**WORK TO COMPLETE**. State only the number of lines that include "内能减小".

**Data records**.
▼
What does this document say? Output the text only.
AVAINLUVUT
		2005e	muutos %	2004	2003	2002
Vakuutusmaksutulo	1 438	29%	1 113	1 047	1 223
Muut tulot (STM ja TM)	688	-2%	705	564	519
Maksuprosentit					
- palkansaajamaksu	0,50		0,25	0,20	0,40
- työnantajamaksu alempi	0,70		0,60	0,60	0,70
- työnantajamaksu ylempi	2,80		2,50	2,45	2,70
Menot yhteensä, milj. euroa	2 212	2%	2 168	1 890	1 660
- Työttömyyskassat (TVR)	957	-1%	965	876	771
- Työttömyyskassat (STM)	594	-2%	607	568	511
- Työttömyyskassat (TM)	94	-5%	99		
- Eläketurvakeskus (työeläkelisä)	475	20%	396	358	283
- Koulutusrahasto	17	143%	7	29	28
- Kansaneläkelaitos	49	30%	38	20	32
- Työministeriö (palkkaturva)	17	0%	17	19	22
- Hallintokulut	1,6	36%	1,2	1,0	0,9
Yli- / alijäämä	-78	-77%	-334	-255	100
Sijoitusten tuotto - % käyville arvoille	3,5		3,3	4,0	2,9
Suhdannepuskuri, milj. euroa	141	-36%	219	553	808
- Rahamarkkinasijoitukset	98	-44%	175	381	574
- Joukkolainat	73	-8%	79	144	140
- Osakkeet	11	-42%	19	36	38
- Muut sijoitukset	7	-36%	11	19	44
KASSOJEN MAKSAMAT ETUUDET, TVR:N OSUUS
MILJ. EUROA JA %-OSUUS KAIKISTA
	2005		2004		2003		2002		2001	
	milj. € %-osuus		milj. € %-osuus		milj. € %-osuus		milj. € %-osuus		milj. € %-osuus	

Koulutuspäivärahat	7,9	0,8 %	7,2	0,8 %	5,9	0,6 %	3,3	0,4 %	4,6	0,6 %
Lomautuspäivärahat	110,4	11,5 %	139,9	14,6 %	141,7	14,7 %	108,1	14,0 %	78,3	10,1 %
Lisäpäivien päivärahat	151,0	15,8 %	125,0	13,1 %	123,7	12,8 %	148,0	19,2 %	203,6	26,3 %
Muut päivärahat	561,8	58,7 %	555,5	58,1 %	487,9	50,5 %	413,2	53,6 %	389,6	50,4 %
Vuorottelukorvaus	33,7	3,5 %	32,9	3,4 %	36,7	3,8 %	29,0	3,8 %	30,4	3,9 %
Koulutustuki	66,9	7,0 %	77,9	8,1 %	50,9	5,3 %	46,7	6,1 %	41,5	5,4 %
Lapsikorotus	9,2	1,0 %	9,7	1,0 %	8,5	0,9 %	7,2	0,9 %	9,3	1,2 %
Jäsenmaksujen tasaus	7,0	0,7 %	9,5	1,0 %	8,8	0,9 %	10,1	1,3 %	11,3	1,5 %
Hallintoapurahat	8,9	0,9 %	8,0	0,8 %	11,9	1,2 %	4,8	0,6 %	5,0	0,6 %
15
▲
▼
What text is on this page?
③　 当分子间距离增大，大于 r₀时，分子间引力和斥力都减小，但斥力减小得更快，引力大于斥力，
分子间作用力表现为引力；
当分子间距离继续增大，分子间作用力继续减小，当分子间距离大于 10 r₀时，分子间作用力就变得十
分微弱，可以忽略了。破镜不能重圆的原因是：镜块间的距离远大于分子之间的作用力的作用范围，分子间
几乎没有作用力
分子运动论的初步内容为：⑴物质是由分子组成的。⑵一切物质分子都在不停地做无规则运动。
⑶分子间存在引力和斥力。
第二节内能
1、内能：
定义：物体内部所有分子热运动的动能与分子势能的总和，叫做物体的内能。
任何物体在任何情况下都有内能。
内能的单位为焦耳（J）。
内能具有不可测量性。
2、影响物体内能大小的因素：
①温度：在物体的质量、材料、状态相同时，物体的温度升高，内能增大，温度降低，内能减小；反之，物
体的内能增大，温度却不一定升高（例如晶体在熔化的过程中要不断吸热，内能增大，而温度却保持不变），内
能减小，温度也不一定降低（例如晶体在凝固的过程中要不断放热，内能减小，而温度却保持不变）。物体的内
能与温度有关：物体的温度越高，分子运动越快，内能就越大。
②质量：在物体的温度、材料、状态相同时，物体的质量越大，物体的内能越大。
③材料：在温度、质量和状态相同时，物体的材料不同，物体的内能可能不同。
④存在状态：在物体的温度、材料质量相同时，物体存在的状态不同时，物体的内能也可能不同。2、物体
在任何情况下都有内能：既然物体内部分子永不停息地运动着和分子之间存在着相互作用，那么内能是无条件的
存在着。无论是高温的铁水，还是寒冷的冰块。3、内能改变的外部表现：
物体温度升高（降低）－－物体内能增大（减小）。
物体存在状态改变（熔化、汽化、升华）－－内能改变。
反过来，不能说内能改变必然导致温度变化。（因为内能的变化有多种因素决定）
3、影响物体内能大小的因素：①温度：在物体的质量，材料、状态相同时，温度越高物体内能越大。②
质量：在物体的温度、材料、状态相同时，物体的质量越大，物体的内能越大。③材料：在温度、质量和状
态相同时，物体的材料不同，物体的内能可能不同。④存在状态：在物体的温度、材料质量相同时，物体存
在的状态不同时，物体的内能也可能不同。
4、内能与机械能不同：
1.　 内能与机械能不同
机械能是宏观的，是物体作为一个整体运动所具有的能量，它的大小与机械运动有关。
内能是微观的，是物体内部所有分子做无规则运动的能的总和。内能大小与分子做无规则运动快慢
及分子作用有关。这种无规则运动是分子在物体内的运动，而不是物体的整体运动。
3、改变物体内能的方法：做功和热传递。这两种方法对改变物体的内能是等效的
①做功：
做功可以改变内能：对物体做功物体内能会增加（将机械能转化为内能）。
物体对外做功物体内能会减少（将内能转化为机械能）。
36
▲
**EXERCISE SOLUTION**. 2